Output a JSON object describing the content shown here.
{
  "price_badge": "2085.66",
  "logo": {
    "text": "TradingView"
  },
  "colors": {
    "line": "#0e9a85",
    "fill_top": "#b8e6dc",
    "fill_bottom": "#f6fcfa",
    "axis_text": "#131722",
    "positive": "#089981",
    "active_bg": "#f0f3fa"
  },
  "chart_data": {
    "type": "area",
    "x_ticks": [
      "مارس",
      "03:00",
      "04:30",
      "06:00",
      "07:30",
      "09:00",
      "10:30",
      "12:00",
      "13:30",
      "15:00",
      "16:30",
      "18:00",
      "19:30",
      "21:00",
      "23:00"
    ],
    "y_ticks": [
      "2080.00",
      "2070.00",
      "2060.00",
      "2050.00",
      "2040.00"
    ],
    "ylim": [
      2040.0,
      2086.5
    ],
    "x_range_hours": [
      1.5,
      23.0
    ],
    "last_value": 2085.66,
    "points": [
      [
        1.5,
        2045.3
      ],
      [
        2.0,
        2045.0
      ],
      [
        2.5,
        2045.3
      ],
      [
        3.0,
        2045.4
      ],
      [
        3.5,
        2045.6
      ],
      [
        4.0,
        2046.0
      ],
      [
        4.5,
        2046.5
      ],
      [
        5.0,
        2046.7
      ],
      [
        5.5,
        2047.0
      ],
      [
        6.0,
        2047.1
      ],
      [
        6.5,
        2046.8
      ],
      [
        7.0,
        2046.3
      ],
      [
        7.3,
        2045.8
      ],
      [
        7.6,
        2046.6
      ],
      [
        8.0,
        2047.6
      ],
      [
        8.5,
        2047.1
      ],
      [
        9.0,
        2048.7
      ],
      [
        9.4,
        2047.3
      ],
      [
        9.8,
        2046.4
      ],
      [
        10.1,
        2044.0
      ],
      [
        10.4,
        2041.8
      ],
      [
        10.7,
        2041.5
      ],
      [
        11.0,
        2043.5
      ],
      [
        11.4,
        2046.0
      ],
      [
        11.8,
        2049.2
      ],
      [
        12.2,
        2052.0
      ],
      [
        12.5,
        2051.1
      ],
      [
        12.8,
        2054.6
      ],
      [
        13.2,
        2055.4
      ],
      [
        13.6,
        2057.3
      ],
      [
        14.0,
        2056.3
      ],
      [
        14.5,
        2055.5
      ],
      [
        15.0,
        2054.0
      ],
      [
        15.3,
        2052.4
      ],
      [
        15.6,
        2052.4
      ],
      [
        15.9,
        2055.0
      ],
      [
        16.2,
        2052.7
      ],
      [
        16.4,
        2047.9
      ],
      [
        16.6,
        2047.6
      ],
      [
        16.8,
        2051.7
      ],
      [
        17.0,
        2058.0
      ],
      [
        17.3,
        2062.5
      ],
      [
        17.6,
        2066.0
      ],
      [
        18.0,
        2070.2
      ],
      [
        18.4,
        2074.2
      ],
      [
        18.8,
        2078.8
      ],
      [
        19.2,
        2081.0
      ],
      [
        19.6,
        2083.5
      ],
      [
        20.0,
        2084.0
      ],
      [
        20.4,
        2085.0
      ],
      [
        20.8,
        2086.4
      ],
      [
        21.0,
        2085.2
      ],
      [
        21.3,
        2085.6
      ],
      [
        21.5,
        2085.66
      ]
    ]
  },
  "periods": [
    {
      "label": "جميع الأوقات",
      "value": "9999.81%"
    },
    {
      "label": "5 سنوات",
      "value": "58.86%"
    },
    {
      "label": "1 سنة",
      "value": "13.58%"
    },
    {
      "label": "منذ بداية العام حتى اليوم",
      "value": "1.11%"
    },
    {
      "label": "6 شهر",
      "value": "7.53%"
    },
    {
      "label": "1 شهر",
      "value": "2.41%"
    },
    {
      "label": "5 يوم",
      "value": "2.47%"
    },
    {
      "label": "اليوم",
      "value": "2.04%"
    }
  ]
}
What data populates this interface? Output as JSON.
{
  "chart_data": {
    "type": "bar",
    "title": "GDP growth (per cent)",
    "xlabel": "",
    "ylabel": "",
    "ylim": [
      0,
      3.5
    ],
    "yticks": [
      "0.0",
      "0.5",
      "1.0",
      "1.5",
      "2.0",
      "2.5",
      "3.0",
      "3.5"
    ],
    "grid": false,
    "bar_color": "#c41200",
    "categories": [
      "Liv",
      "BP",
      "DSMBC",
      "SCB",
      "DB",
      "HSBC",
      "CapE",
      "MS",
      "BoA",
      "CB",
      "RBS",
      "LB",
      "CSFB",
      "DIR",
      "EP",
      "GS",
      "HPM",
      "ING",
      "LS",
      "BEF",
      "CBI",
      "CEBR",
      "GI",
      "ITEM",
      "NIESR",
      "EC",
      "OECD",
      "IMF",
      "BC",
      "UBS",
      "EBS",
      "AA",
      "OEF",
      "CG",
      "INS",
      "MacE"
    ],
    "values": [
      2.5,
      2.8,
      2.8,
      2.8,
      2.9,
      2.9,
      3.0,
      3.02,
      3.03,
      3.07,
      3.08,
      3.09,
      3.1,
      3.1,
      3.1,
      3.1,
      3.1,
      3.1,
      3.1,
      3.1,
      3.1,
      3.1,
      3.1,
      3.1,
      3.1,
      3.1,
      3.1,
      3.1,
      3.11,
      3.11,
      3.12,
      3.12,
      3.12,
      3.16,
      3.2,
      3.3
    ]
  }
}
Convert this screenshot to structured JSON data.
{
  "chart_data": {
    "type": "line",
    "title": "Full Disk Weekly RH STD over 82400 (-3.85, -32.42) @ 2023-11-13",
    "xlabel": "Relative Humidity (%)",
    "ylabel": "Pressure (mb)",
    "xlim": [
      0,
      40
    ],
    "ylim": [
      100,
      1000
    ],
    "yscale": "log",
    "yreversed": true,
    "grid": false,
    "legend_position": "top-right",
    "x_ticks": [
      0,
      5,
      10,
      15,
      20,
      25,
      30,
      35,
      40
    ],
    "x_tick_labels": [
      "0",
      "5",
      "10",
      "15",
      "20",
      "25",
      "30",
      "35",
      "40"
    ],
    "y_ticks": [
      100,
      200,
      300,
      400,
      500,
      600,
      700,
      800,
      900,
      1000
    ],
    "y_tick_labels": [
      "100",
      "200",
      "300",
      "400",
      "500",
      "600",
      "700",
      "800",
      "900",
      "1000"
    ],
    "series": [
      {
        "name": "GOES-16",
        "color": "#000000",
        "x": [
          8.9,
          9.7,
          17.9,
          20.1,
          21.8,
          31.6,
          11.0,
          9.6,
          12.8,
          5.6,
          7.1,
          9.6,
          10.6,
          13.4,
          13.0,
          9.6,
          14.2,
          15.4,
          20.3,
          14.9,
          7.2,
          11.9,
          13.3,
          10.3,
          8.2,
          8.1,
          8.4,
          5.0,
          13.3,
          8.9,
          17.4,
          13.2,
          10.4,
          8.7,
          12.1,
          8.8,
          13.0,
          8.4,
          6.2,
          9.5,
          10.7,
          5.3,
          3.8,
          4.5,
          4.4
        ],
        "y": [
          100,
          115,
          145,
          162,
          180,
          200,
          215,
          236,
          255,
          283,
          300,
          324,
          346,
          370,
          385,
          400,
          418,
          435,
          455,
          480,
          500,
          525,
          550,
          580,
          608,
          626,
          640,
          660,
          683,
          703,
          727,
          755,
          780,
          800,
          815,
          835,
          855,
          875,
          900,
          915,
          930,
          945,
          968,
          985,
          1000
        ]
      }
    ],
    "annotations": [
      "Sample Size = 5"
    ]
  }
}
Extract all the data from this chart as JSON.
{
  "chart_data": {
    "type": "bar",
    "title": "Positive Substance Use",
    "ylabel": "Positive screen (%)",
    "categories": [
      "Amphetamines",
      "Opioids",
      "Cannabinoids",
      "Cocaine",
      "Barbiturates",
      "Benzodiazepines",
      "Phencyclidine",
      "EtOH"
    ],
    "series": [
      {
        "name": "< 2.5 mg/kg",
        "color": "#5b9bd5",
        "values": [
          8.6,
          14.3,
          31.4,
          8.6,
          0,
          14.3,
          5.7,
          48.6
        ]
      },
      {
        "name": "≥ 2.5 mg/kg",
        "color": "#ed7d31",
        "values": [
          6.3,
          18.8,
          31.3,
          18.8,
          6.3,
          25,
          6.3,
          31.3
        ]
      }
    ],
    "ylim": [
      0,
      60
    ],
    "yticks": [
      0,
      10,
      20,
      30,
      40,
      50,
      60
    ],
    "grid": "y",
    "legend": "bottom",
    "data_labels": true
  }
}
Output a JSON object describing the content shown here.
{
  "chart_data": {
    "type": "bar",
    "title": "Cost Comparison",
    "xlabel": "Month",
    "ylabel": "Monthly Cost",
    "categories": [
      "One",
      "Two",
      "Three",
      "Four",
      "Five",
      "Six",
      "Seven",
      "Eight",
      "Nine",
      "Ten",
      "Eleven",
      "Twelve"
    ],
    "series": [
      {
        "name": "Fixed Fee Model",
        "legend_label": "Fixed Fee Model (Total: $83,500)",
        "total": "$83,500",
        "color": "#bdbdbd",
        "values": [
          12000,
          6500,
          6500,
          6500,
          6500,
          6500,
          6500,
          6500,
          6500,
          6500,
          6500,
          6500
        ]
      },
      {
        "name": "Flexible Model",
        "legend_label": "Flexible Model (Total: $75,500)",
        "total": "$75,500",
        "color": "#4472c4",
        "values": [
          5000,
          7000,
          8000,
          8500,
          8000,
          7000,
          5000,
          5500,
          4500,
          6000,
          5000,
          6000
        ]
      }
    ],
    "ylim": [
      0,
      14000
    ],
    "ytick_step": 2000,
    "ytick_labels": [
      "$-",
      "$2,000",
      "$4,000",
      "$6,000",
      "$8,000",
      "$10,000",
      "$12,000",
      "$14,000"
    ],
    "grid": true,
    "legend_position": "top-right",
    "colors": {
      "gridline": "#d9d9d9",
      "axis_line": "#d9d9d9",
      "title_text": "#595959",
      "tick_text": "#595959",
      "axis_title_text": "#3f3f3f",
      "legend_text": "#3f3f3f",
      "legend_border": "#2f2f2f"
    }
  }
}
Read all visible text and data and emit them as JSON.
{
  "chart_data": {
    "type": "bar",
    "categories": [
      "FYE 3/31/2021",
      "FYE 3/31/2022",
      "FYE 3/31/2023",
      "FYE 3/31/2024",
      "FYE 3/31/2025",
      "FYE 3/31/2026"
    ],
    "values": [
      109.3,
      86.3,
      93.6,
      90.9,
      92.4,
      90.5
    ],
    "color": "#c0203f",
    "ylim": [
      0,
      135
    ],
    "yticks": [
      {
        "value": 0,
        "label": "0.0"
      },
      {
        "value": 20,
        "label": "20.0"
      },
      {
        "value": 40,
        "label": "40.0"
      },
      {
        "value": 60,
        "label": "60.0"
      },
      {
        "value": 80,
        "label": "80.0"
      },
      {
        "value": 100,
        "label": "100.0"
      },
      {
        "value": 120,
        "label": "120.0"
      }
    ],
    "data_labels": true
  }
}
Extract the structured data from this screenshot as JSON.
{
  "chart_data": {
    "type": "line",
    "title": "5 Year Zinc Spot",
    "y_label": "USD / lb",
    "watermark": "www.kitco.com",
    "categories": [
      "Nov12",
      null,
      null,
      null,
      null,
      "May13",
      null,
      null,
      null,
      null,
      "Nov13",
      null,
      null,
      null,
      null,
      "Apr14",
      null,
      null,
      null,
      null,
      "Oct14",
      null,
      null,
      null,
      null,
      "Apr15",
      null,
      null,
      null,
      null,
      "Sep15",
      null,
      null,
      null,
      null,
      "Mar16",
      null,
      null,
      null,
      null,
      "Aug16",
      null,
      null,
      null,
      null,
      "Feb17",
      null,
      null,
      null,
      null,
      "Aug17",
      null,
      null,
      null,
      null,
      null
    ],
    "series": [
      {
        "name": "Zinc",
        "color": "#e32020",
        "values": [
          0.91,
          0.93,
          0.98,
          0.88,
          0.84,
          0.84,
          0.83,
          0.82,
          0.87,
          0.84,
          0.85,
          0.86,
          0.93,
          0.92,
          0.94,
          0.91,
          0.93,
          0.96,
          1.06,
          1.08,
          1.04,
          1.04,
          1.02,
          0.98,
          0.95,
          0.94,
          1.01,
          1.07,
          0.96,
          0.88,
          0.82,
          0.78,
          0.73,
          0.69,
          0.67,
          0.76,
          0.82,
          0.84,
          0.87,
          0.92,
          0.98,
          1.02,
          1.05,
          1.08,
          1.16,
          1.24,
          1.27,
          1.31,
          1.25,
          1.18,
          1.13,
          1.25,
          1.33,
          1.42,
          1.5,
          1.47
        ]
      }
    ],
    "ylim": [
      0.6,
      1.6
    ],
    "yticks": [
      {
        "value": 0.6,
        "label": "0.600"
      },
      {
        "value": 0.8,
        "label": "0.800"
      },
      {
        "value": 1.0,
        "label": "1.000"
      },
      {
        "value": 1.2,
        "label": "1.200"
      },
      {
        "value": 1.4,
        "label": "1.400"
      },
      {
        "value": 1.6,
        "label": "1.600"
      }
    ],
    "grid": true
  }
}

● ● ● ● ● ● ●

### INSTRUCTIONS TO FOLLOW:
Search the listing for the string "screenshot". Copy each line where it turns up.

### RESPONSE:
Convert this screenshot to structured JSON data.
Extract the structured data from this screenshot as JSON.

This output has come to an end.